▶ _Source data_:

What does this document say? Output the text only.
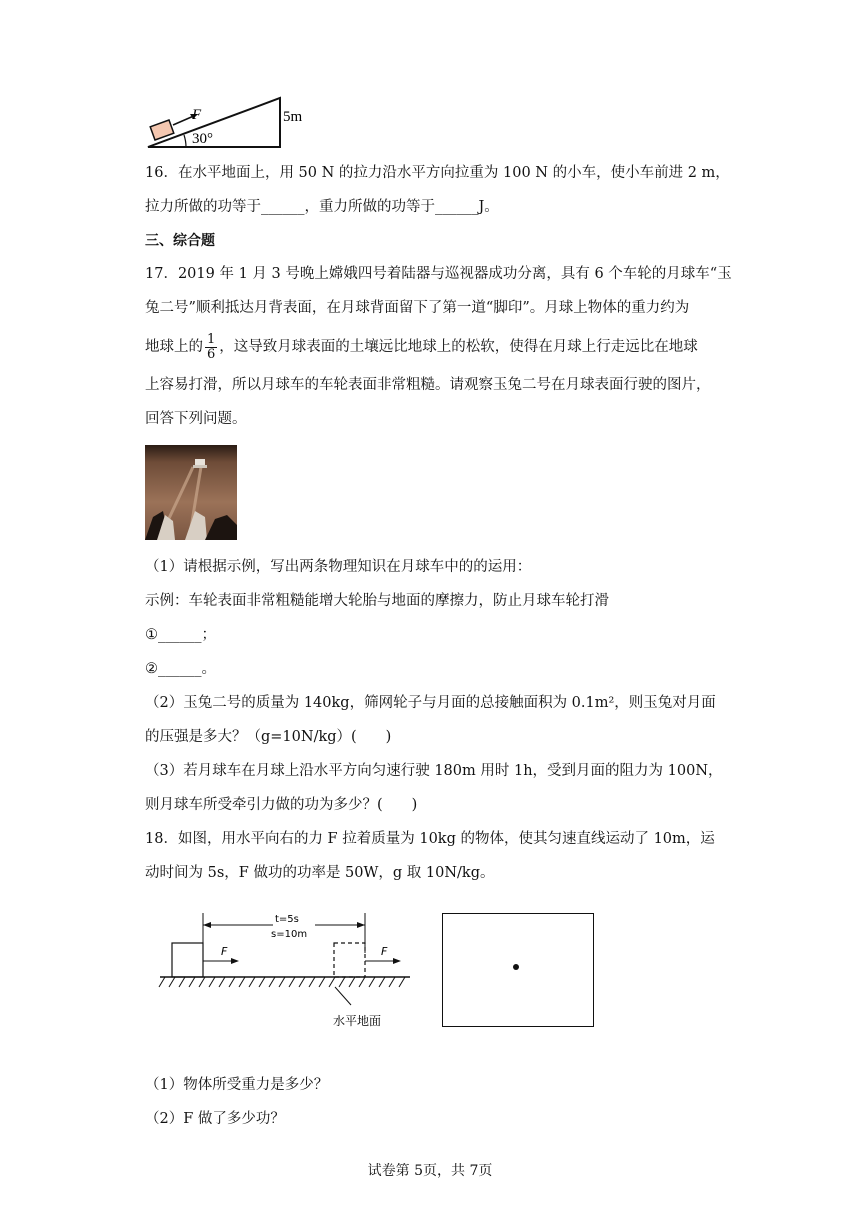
F
30°
5m
16．在水平地面上，用 50 N 的拉力沿水平方向拉重为 100 N 的小车，使小车前进 2 m，
拉力所做的功等于______，重力所做的功等于______J。
三、综合题
17．2019 年 1 月 3 号晚上嫦娥四号着陆器与巡视器成功分离，具有 6 个车轮的月球车“玉
兔二号”顺利抵达月背表面，在月球背面留下了第一道“脚印”。月球上物体的重力约为
地球上的 $\frac{1}{6}$ ，这导致月球表面的土壤远比地球上的松软，使得在月球上行走远比在地球
上容易打滑，所以月球车的车轮表面非常粗糙。请观察玉兔二号在月球表面行驶的图片，
回答下列问题。
（1）请根据示例，写出两条物理知识在月球车中的的运用：
示例：车轮表面非常粗糙能增大轮胎与地面的摩擦力，防止月球车轮打滑
①______；
②______。
（2）玉兔二号的质量为 140kg，筛网轮子与月面的总接触面积为 0.1m²，则玉兔对月面
的压强是多大？（g=10N/kg）(　　)
（3）若月球车在月球上沿水平方向匀速行驶 180m 用时 1h，受到月面的阻力为 100N，
则月球车所受牵引力做的功为多少？(　　)
18．如图，用水平向右的力 F 拉着质量为 10kg 的物体，使其匀速直线运动了 10m，运
动时间为 5s，F 做功的功率是 50W，g 取 10N/kg。
t=5s
s=10m
F	F
水平地面
（1）物体所受重力是多少？
（2）F 做了多少功？
试卷第 5页，共 7页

▶ _Stated problem_: Repeat the records above verbatim, with no pictures in the result.

▶ _Response_:
What does this document say? Output the text only.
F
30°
5m
16．在水平地面上，用 50 N 的拉力沿水平方向拉重为 100 N 的小车，使小车前进 2 m，
拉力所做的功等于______，重力所做的功等于______J。
三、综合题
17．2019 年 1 月 3 号晚上嫦娥四号着陆器与巡视器成功分离，具有 6 个车轮的月球车“玉
兔二号”顺利抵达月背表面，在月球背面留下了第一道“脚印”。月球上物体的重力约为
地球上的 $\frac{1}{6}$ ，这导致月球表面的土壤远比地球上的松软，使得在月球上行走远比在地球
上容易打滑，所以月球车的车轮表面非常粗糙。请观察玉兔二号在月球表面行驶的图片，
回答下列问题。
（1）请根据示例，写出两条物理知识在月球车中的的运用：
示例：车轮表面非常粗糙能增大轮胎与地面的摩擦力，防止月球车轮打滑
①______；
②______。
（2）玉兔二号的质量为 140kg，筛网轮子与月面的总接触面积为 0.1m²，则玉兔对月面
的压强是多大？（g=10N/kg）(　　)
（3）若月球车在月球上沿水平方向匀速行驶 180m 用时 1h，受到月面的阻力为 100N，
则月球车所受牵引力做的功为多少？(　　)
18．如图，用水平向右的力 F 拉着质量为 10kg 的物体，使其匀速直线运动了 10m，运
动时间为 5s，F 做功的功率是 50W，g 取 10N/kg。
t=5s
s=10m
F	F
水平地面
（1）物体所受重力是多少？
（2）F 做了多少功？
试卷第 5页，共 7页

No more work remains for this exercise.